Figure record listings
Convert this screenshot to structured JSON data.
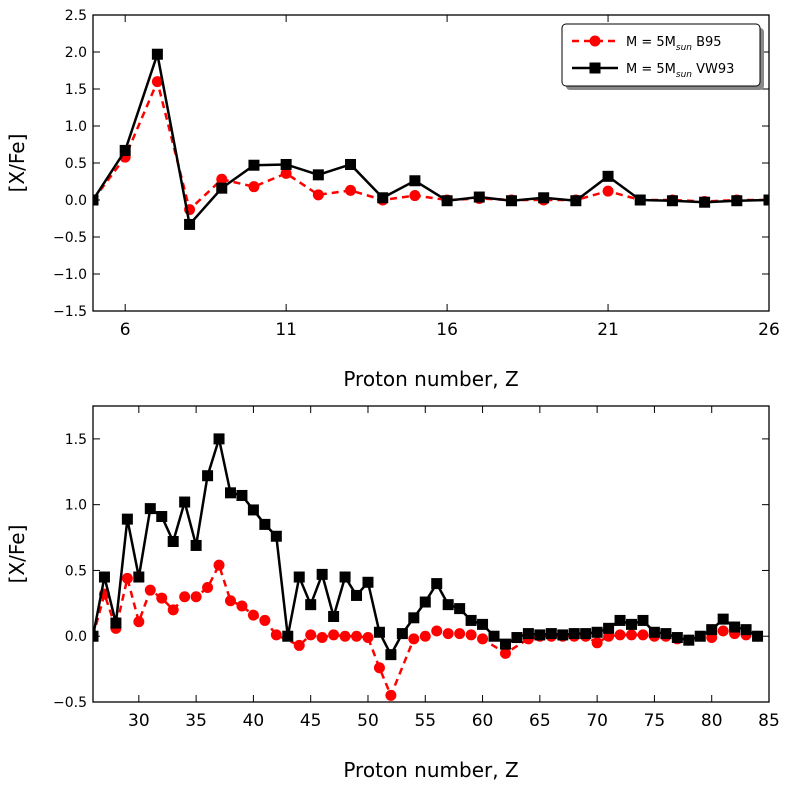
{
  "chart_data": [
    {
      "type": "line",
      "xlabel": "Proton number, Z",
      "ylabel": "[X/Fe]",
      "xlim": [
        5,
        26
      ],
      "ylim": [
        -1.5,
        2.5
      ],
      "xticks": [
        6,
        11,
        16,
        21,
        26
      ],
      "xtick_labels": [
        "6",
        "11",
        "16",
        "21",
        "26"
      ],
      "yticks": [
        -1.5,
        -1.0,
        -0.5,
        0.0,
        0.5,
        1.0,
        1.5,
        2.0,
        2.5
      ],
      "ytick_labels": [
        "−1.5",
        "−1.0",
        "−0.5",
        "0.0",
        "0.5",
        "1.0",
        "1.5",
        "2.0",
        "2.5"
      ],
      "legend": {
        "position": "top-right"
      },
      "series": [
        {
          "name": "M = 5M",
          "name_sub": "sun",
          "name_suffix": " B95",
          "color": "#ff0000",
          "linestyle": "dashed",
          "marker": "circle",
          "x": [
            5,
            6,
            7,
            8,
            9,
            10,
            11,
            12,
            13,
            14,
            15,
            16,
            17,
            18,
            19,
            20,
            21,
            22,
            23,
            24,
            25,
            26
          ],
          "y": [
            0.0,
            0.58,
            1.6,
            -0.13,
            0.28,
            0.18,
            0.36,
            0.07,
            0.13,
            0.0,
            0.06,
            0.0,
            0.02,
            0.0,
            0.0,
            0.0,
            0.12,
            0.0,
            0.0,
            -0.02,
            0.0,
            0.0
          ]
        },
        {
          "name": "M = 5M",
          "name_sub": "sun",
          "name_suffix": " VW93",
          "color": "#000000",
          "linestyle": "solid",
          "marker": "square",
          "x": [
            5,
            6,
            7,
            8,
            9,
            10,
            11,
            12,
            13,
            14,
            15,
            16,
            17,
            18,
            19,
            20,
            21,
            22,
            23,
            24,
            25,
            26
          ],
          "y": [
            0.0,
            0.67,
            1.97,
            -0.33,
            0.16,
            0.47,
            0.48,
            0.34,
            0.48,
            0.03,
            0.26,
            -0.01,
            0.04,
            -0.01,
            0.03,
            -0.01,
            0.32,
            0.0,
            -0.01,
            -0.03,
            -0.01,
            0.0
          ]
        }
      ]
    },
    {
      "type": "line",
      "xlabel": "Proton number, Z",
      "ylabel": "[X/Fe]",
      "xlim": [
        26,
        85
      ],
      "ylim": [
        -0.5,
        1.75
      ],
      "xticks": [
        30,
        35,
        40,
        45,
        50,
        55,
        60,
        65,
        70,
        75,
        80,
        85
      ],
      "xtick_labels": [
        "30",
        "35",
        "40",
        "45",
        "50",
        "55",
        "60",
        "65",
        "70",
        "75",
        "80",
        "85"
      ],
      "yticks": [
        -0.5,
        0.0,
        0.5,
        1.0,
        1.5
      ],
      "ytick_labels": [
        "−0.5",
        "0.0",
        "0.5",
        "1.0",
        "1.5"
      ],
      "series": [
        {
          "name": "M = 5M",
          "name_sub": "sun",
          "name_suffix": " B95",
          "color": "#ff0000",
          "linestyle": "dashed",
          "marker": "circle",
          "x": [
            26,
            27,
            28,
            29,
            30,
            31,
            32,
            33,
            34,
            35,
            36,
            37,
            38,
            39,
            40,
            41,
            42,
            44,
            45,
            46,
            47,
            48,
            49,
            50,
            51,
            52,
            54,
            55,
            56,
            57,
            58,
            59,
            60,
            62,
            64,
            65,
            66,
            67,
            68,
            69,
            70,
            71,
            72,
            73,
            74,
            75,
            76,
            77,
            78,
            80,
            81,
            82,
            83,
            84
          ],
          "y": [
            0.0,
            0.32,
            0.06,
            0.44,
            0.11,
            0.35,
            0.29,
            0.2,
            0.3,
            0.3,
            0.37,
            0.54,
            0.27,
            0.23,
            0.16,
            0.12,
            0.01,
            -0.07,
            0.01,
            -0.01,
            0.01,
            0.0,
            0.0,
            -0.01,
            -0.24,
            -0.45,
            -0.02,
            0.0,
            0.04,
            0.02,
            0.02,
            0.01,
            -0.02,
            -0.13,
            -0.02,
            0.0,
            0.0,
            0.0,
            0.0,
            0.0,
            -0.05,
            0.0,
            0.01,
            0.01,
            0.01,
            0.0,
            0.0,
            -0.02,
            -0.03,
            -0.01,
            0.04,
            0.02,
            0.01,
            0.0
          ]
        },
        {
          "name": "M = 5M",
          "name_sub": "sun",
          "name_suffix": " VW93",
          "color": "#000000",
          "linestyle": "solid",
          "marker": "square",
          "x": [
            26,
            27,
            28,
            29,
            30,
            31,
            32,
            33,
            34,
            35,
            36,
            37,
            38,
            39,
            40,
            41,
            42,
            43,
            44,
            45,
            46,
            47,
            48,
            49,
            50,
            51,
            52,
            53,
            54,
            55,
            56,
            57,
            58,
            59,
            60,
            61,
            62,
            63,
            64,
            65,
            66,
            67,
            68,
            69,
            70,
            71,
            72,
            73,
            74,
            75,
            76,
            77,
            78,
            79,
            80,
            81,
            82,
            83,
            84
          ],
          "y": [
            0.0,
            0.45,
            0.1,
            0.89,
            0.45,
            0.97,
            0.91,
            0.72,
            1.02,
            0.69,
            1.22,
            1.5,
            1.09,
            1.07,
            0.96,
            0.85,
            0.76,
            0.0,
            0.45,
            0.24,
            0.47,
            0.15,
            0.45,
            0.31,
            0.41,
            0.03,
            -0.14,
            0.02,
            0.14,
            0.26,
            0.4,
            0.24,
            0.21,
            0.12,
            0.09,
            0.0,
            -0.06,
            -0.01,
            0.02,
            0.01,
            0.02,
            0.01,
            0.02,
            0.02,
            0.03,
            0.06,
            0.12,
            0.09,
            0.12,
            0.03,
            0.02,
            -0.01,
            -0.03,
            0.0,
            0.05,
            0.13,
            0.07,
            0.05,
            0.0
          ]
        }
      ]
    }
  ]
}
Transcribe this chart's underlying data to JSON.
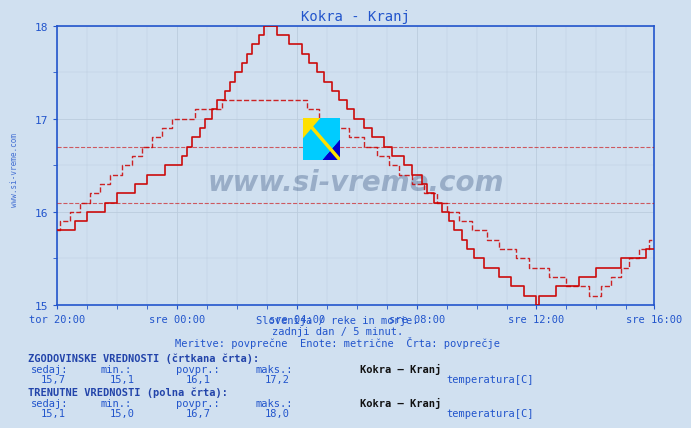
{
  "title": "Kokra - Kranj",
  "title_color": "#2255cc",
  "bg_color": "#d0e0f0",
  "plot_bg_color": "#d0e0f0",
  "line_color": "#cc0000",
  "ylim": [
    15,
    18
  ],
  "yticks": [
    15,
    16,
    17,
    18
  ],
  "xlabel_color": "#2255cc",
  "grid_color": "#bbccdd",
  "avg_hist": 16.1,
  "avg_curr": 16.7,
  "subtitle1": "Slovenija / reke in morje.",
  "subtitle2": "zadnji dan / 5 minut.",
  "subtitle3": "Meritve: povprečne  Enote: metrične  Črta: povprečje",
  "hist_label": "ZGODOVINSKE VREDNOSTI (črtkana črta):",
  "curr_label": "TRENUTNE VREDNOSTI (polna črta):",
  "col_headers": [
    "sedaj:",
    "min.:",
    "povpr.:",
    "maks.:"
  ],
  "station_name": "Kokra – Kranj",
  "hist_values": [
    "15,7",
    "15,1",
    "16,1",
    "17,2"
  ],
  "curr_values": [
    "15,1",
    "15,0",
    "16,7",
    "18,0"
  ],
  "unit_label": "temperatura[C]",
  "watermark": "www.si-vreme.com",
  "side_label": "www.si-vreme.com",
  "xtick_labels": [
    "tor 20:00",
    "sre 00:00",
    "sre 04:00",
    "sre 08:00",
    "sre 12:00",
    "sre 16:00"
  ],
  "n_points": 240
}
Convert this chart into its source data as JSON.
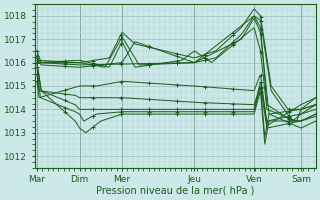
{
  "title": "",
  "xlabel": "Pression niveau de la mer( hPa )",
  "ylabel": "",
  "ylim": [
    1011.5,
    1018.5
  ],
  "yticks": [
    1012,
    1013,
    1014,
    1015,
    1016,
    1017,
    1018
  ],
  "background_color": "#cce8e8",
  "grid_color_minor": "#b0d4d4",
  "grid_color_major": "#9abcbc",
  "line_color": "#1a5c1a",
  "days": [
    "Mar",
    "Dim",
    "Mer",
    "Jeu",
    "Ven",
    "Sam"
  ],
  "xlim": [
    -0.05,
    6.55
  ]
}
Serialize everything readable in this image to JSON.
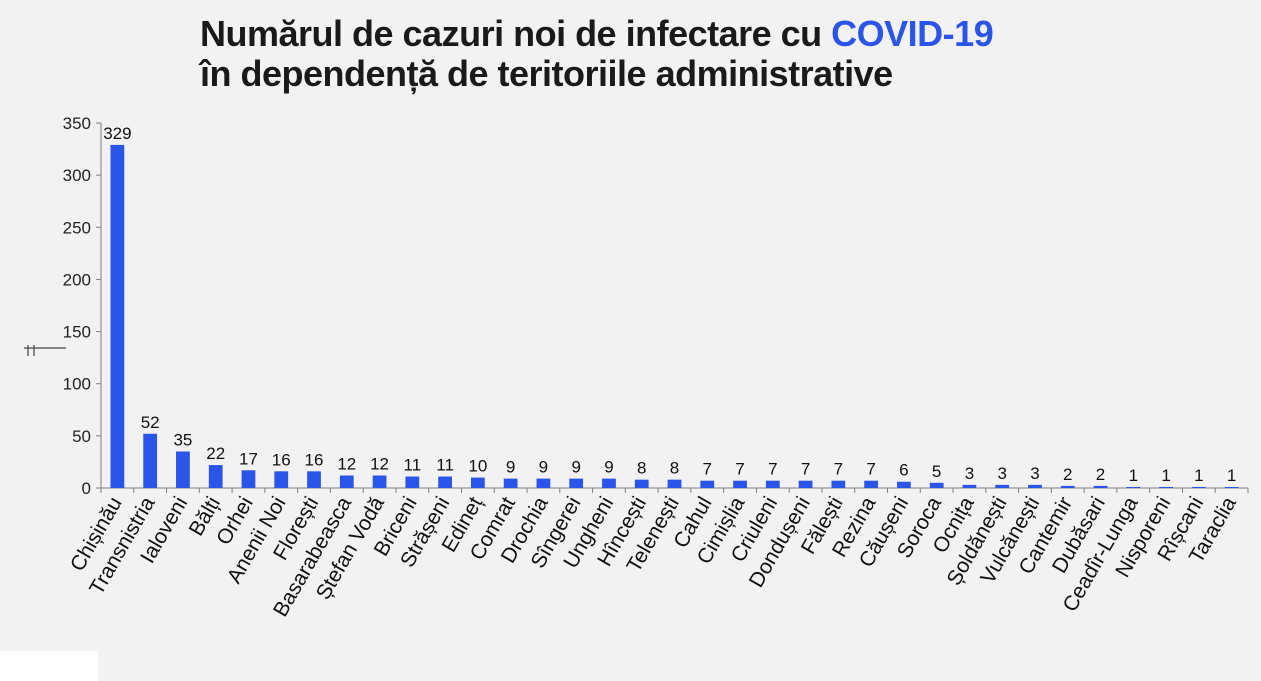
{
  "header": {
    "title_line1": "Numărul de cazuri noi de infectare cu ",
    "title_accent": "COVID-19",
    "title_line2": "în dependență de teritoriile administrative"
  },
  "colors": {
    "bar": "#2b54e8",
    "accent": "#2b54e8",
    "axis": "#7f7f7f",
    "text": "#1a1a1a"
  },
  "chart_data": {
    "type": "bar",
    "title": "Numărul de cazuri noi de infectare cu COVID-19 în dependență de teritoriile administrative",
    "xlabel": "",
    "ylabel": "",
    "ylim": [
      0,
      350
    ],
    "yticks": [
      0,
      50,
      100,
      150,
      200,
      250,
      300,
      350
    ],
    "grid": false,
    "legend": "none",
    "categories": [
      "Chișinău",
      "Transnistria",
      "Ialoveni",
      "Bălți",
      "Orhei",
      "Anenii Noi",
      "Florești",
      "Basarabeasca",
      "Ștefan Vodă",
      "Briceni",
      "Strășeni",
      "Edineț",
      "Comrat",
      "Drochia",
      "Sîngerei",
      "Ungheni",
      "Hîncești",
      "Telenești",
      "Cahul",
      "Cimișlia",
      "Criuleni",
      "Dondușeni",
      "Fălești",
      "Rezina",
      "Căușeni",
      "Soroca",
      "Ocnița",
      "Șoldănești",
      "Vulcănești",
      "Cantemir",
      "Dubăsari",
      "Ceadîr-Lunga",
      "Nisporeni",
      "Rîșcani",
      "Taraclia"
    ],
    "values": [
      329,
      52,
      35,
      22,
      17,
      16,
      16,
      12,
      12,
      11,
      11,
      10,
      9,
      9,
      9,
      9,
      8,
      8,
      7,
      7,
      7,
      7,
      7,
      7,
      6,
      5,
      3,
      3,
      3,
      2,
      2,
      1,
      1,
      1,
      1
    ]
  }
}
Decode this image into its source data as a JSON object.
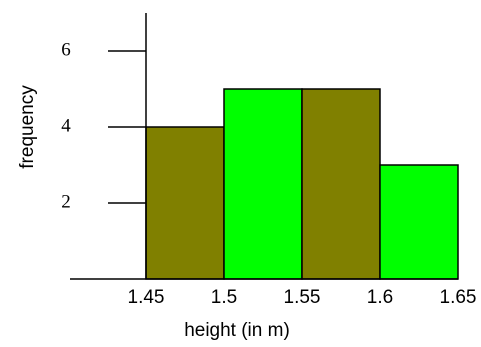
{
  "chart_data": {
    "type": "histogram",
    "bins": [
      1.45,
      1.5,
      1.55,
      1.6,
      1.65
    ],
    "values": [
      4,
      5,
      5,
      3
    ],
    "colors": [
      "#808000",
      "#00ff00",
      "#808000",
      "#00ff00"
    ],
    "xlabel": "height (in m)",
    "ylabel": "frequency",
    "xlim": [
      1.4,
      1.65
    ],
    "xticks": [
      1.45,
      1.5,
      1.55,
      1.6,
      1.65
    ],
    "ylim": [
      0,
      7
    ],
    "yticks": [
      2,
      4,
      6
    ]
  }
}
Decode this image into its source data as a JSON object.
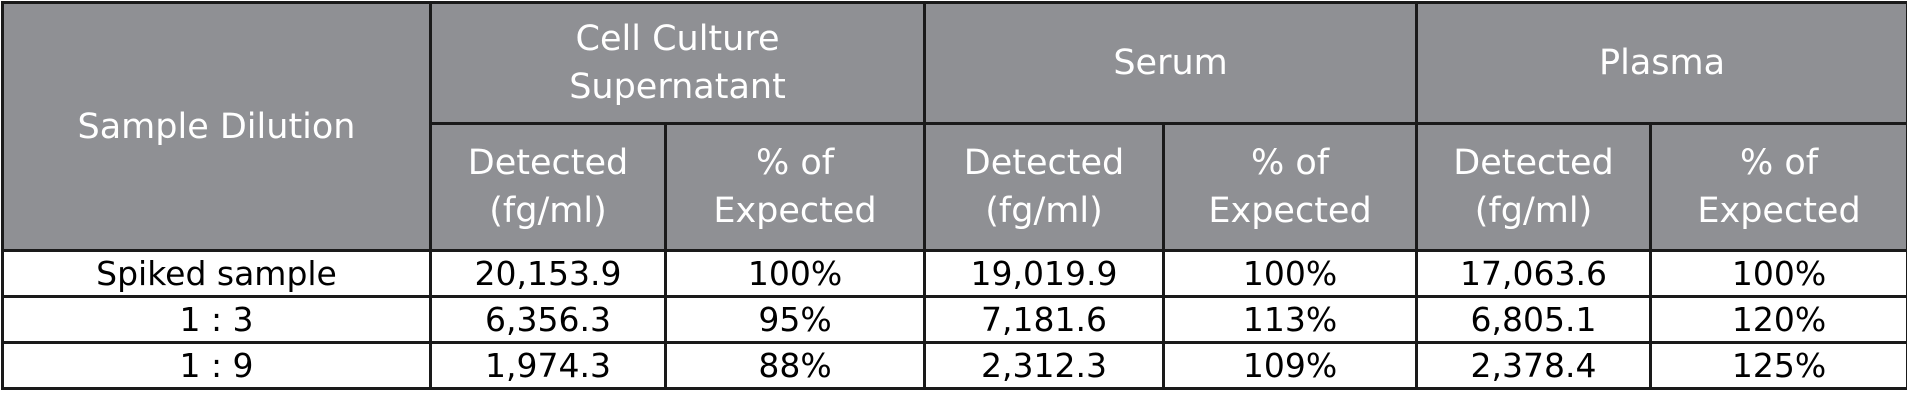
{
  "table": {
    "corner": "Sample Dilution",
    "groups": [
      [
        "Cell Culture",
        "Supernatant"
      ],
      [
        "Serum"
      ],
      [
        "Plasma"
      ]
    ],
    "subheaders": [
      [
        [
          "Detected",
          "(fg/ml)"
        ],
        [
          "% of",
          "Expected"
        ]
      ],
      [
        [
          "Detected",
          "(fg/ml)"
        ],
        [
          "% of",
          "Expected"
        ]
      ],
      [
        [
          "Detected",
          "(fg/ml)"
        ],
        [
          "% of",
          "Expected"
        ]
      ]
    ],
    "rows": [
      [
        "Spiked sample",
        "20,153.9",
        "100%",
        "19,019.9",
        "100%",
        "17,063.6",
        "100%"
      ],
      [
        "1 : 3",
        "6,356.3",
        "95%",
        "7,181.6",
        "113%",
        "6,805.1",
        "120%"
      ],
      [
        "1 : 9",
        "1,974.3",
        "88%",
        "2,312.3",
        "109%",
        "2,378.4",
        "125%"
      ]
    ]
  }
}
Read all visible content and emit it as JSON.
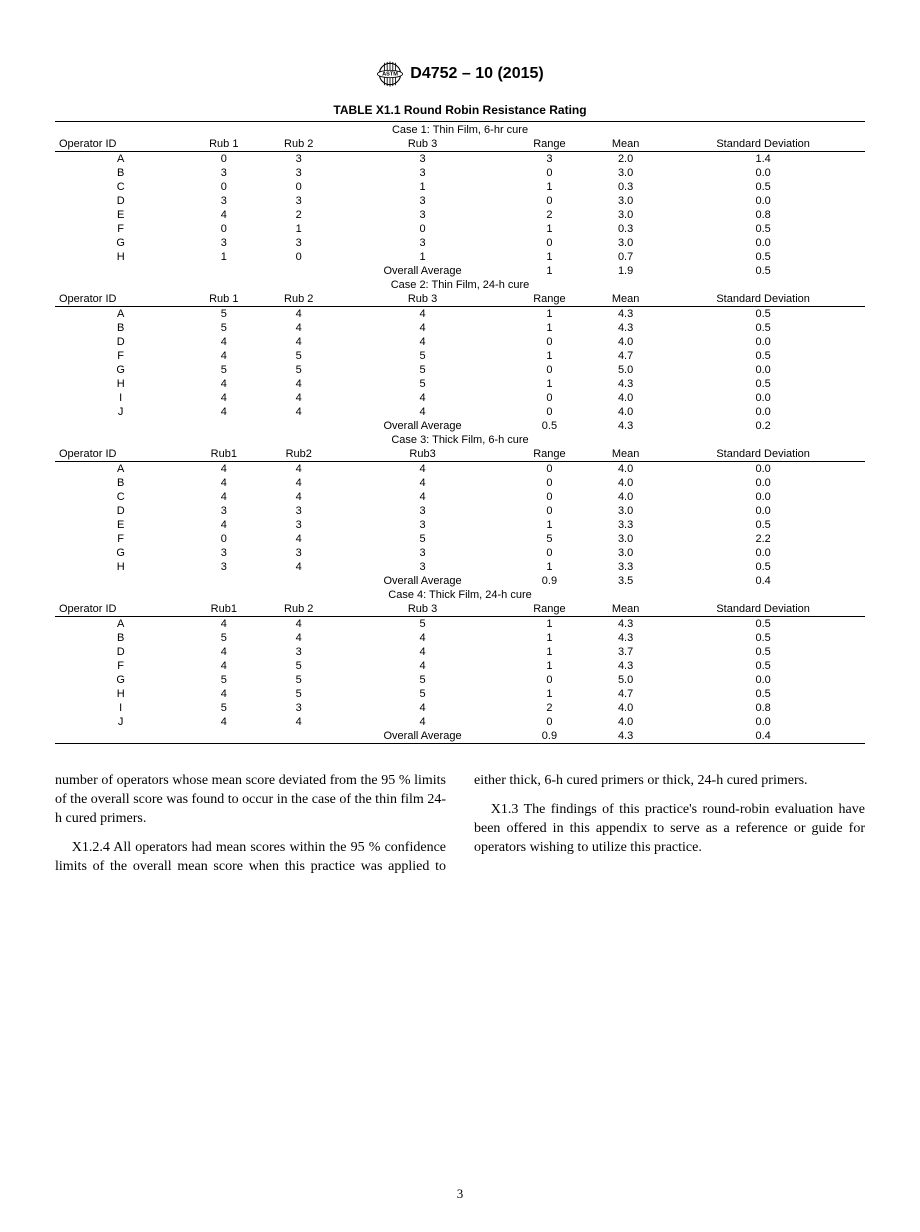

**Instructions to follow:** Return each full line of the entries that contains the word "vreme".

**Solution for this exercise:**
  "watermark": "www.si-vreme.com",
  "side_label": "www.si-vreme.com",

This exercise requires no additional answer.